> [Exercise requirements]
Pull out every line with the word "text" from the entries below.

§ §

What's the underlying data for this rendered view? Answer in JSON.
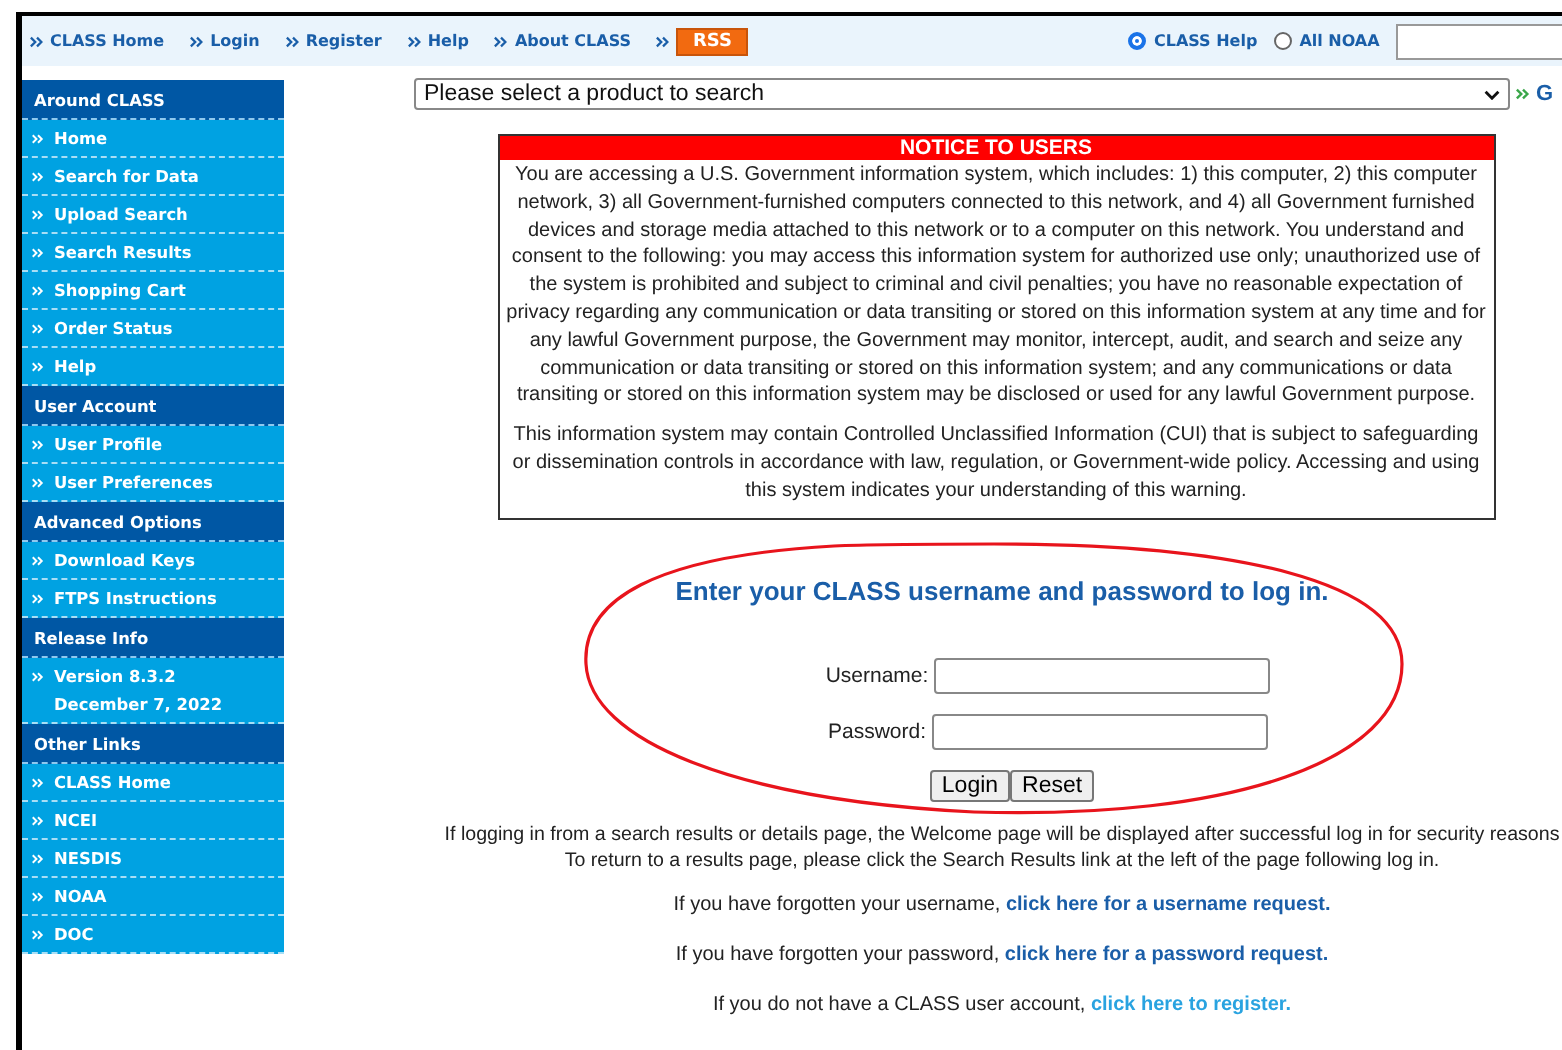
{
  "top_nav": {
    "links": [
      {
        "label": "CLASS Home"
      },
      {
        "label": "Login"
      },
      {
        "label": "Register"
      },
      {
        "label": "Help"
      },
      {
        "label": "About CLASS"
      }
    ],
    "rss": "RSS",
    "search_scope": [
      {
        "label": "CLASS Help",
        "selected": true
      },
      {
        "label": "All NOAA",
        "selected": false
      }
    ]
  },
  "product_select": {
    "value": "Please select a product to search",
    "go": "G"
  },
  "sidebar": [
    {
      "title": "Around CLASS",
      "items": [
        {
          "lines": [
            "Home"
          ]
        },
        {
          "lines": [
            "Search for Data"
          ]
        },
        {
          "lines": [
            "Upload Search"
          ]
        },
        {
          "lines": [
            "Search Results"
          ]
        },
        {
          "lines": [
            "Shopping Cart"
          ]
        },
        {
          "lines": [
            "Order Status"
          ]
        },
        {
          "lines": [
            "Help"
          ]
        }
      ]
    },
    {
      "title": "User Account",
      "items": [
        {
          "lines": [
            "User Profile"
          ]
        },
        {
          "lines": [
            "User Preferences"
          ]
        }
      ]
    },
    {
      "title": "Advanced Options",
      "items": [
        {
          "lines": [
            "Download Keys"
          ]
        },
        {
          "lines": [
            "FTPS Instructions"
          ]
        }
      ]
    },
    {
      "title": "Release Info",
      "items": [
        {
          "lines": [
            "Version 8.3.2",
            "December 7, 2022"
          ]
        }
      ]
    },
    {
      "title": "Other Links",
      "items": [
        {
          "lines": [
            "CLASS Home"
          ]
        },
        {
          "lines": [
            "NCEI"
          ]
        },
        {
          "lines": [
            "NESDIS"
          ]
        },
        {
          "lines": [
            "NOAA"
          ]
        },
        {
          "lines": [
            "DOC"
          ]
        }
      ]
    }
  ],
  "notice": {
    "title": "NOTICE TO USERS",
    "paragraphs": [
      "You are accessing a U.S. Government information system, which includes: 1) this computer, 2) this computer network, 3) all Government-furnished computers connected to this network, and 4) all Government furnished devices and storage media attached to this network or to a computer on this network. You understand and consent to the following: you may access this information system for authorized use only; unauthorized use of the system is prohibited and subject to criminal and civil penalties; you have no reasonable expectation of privacy regarding any communication or data transiting or stored on this information system at any time and for any lawful Government purpose, the Government may monitor, intercept, audit, and search and seize any communication or data transiting or stored on this information system; and any communications or data transiting or stored on this information system may be disclosed or used for any lawful Government purpose.",
      "This information system may contain Controlled Unclassified Information (CUI) that is subject to safeguarding or dissemination controls in accordance with law, regulation, or Government-wide policy. Accessing and using this system indicates your understanding of this warning."
    ]
  },
  "login": {
    "heading": "Enter your CLASS username and password to log in.",
    "fields": [
      {
        "label": "Username:"
      },
      {
        "label": "Password:"
      }
    ],
    "buttons": [
      "Login",
      "Reset"
    ]
  },
  "info_lines": [
    "If logging in from a search results or details page, the Welcome page will be displayed after successful log in for security reasons",
    "To return to a results page, please click the Search Results link at the left of the page following log in."
  ],
  "help_lines": [
    {
      "text": "If you have forgotten your username,",
      "link": "click here for a username request.",
      "color": "#1a5ea8"
    },
    {
      "text": "If you have forgotten your password,",
      "link": "click here for a password request.",
      "color": "#1a5ea8"
    },
    {
      "text": "If you do not have a CLASS user account,",
      "link": "click here to register.",
      "color": "#29a3e0"
    }
  ]
}
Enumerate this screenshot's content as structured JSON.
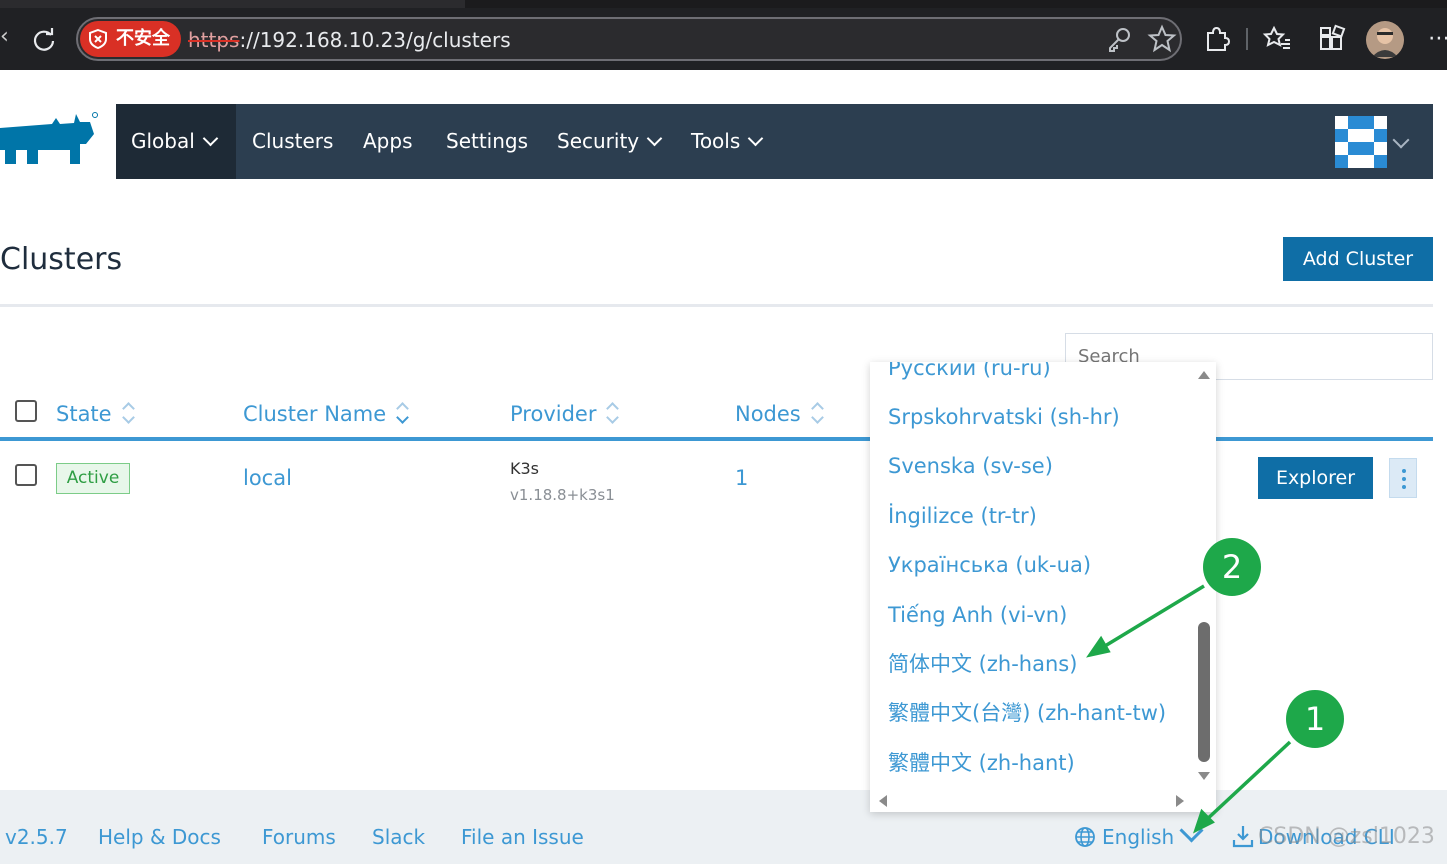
{
  "browser": {
    "security_label": "不安全",
    "url_scheme": "https",
    "url_rest": "://192.168.10.23/g/clusters",
    "icons": [
      "back-icon",
      "reload-icon",
      "shield-warning-icon",
      "key-icon",
      "star-icon",
      "extensions-icon",
      "favorites-icon",
      "collections-icon",
      "profile-avatar",
      "more-icon"
    ],
    "colors": {
      "insecure": "#d93025",
      "chrome": "#202124"
    }
  },
  "nav": {
    "items": [
      {
        "label": "Global",
        "dropdown": true
      },
      {
        "label": "Clusters",
        "dropdown": false
      },
      {
        "label": "Apps",
        "dropdown": false
      },
      {
        "label": "Settings",
        "dropdown": false
      },
      {
        "label": "Security",
        "dropdown": true
      },
      {
        "label": "Tools",
        "dropdown": true
      }
    ],
    "colors": {
      "bar": "#2c3e50",
      "active": "#1e2a36"
    }
  },
  "page": {
    "title": "Clusters",
    "add_button": "Add Cluster",
    "search_placeholder": "Search"
  },
  "table": {
    "columns": [
      "State",
      "Cluster Name",
      "Provider",
      "Nodes"
    ],
    "rows": [
      {
        "state": "Active",
        "name": "local",
        "provider": "K3s",
        "provider_version": "v1.18.8+k3s1",
        "nodes": "1",
        "action": "Explorer"
      }
    ],
    "colors": {
      "link": "#3d98d3",
      "active_badge": "#2f9e44",
      "primary_button": "#0f6ea6"
    }
  },
  "language_menu": {
    "items": [
      "Русский (ru-ru)",
      "Srpskohrvatski (sh-hr)",
      "Svenska (sv-se)",
      "İngilizce (tr-tr)",
      "Українська (uk-ua)",
      "Tiếng Anh (vi-vn)",
      "简体中文 (zh-hans)",
      "繁體中文(台灣) (zh-hant-tw)",
      "繁體中文 (zh-hant)"
    ]
  },
  "footer": {
    "version": "v2.5.7",
    "links": [
      "Help & Docs",
      "Forums",
      "Slack",
      "File an Issue"
    ],
    "language": "English",
    "download_cli": "Download CLI",
    "watermark": "CSDN @zsl1023"
  },
  "annotations": [
    {
      "label": "1",
      "color": "#1ea84a"
    },
    {
      "label": "2",
      "color": "#1ea84a"
    }
  ]
}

§ §

> [Answer to the task]
      "text": "If you have forgotten your username,",
      "text": "If you have forgotten your password,",
      "text": "If you do not have a CLASS user account,",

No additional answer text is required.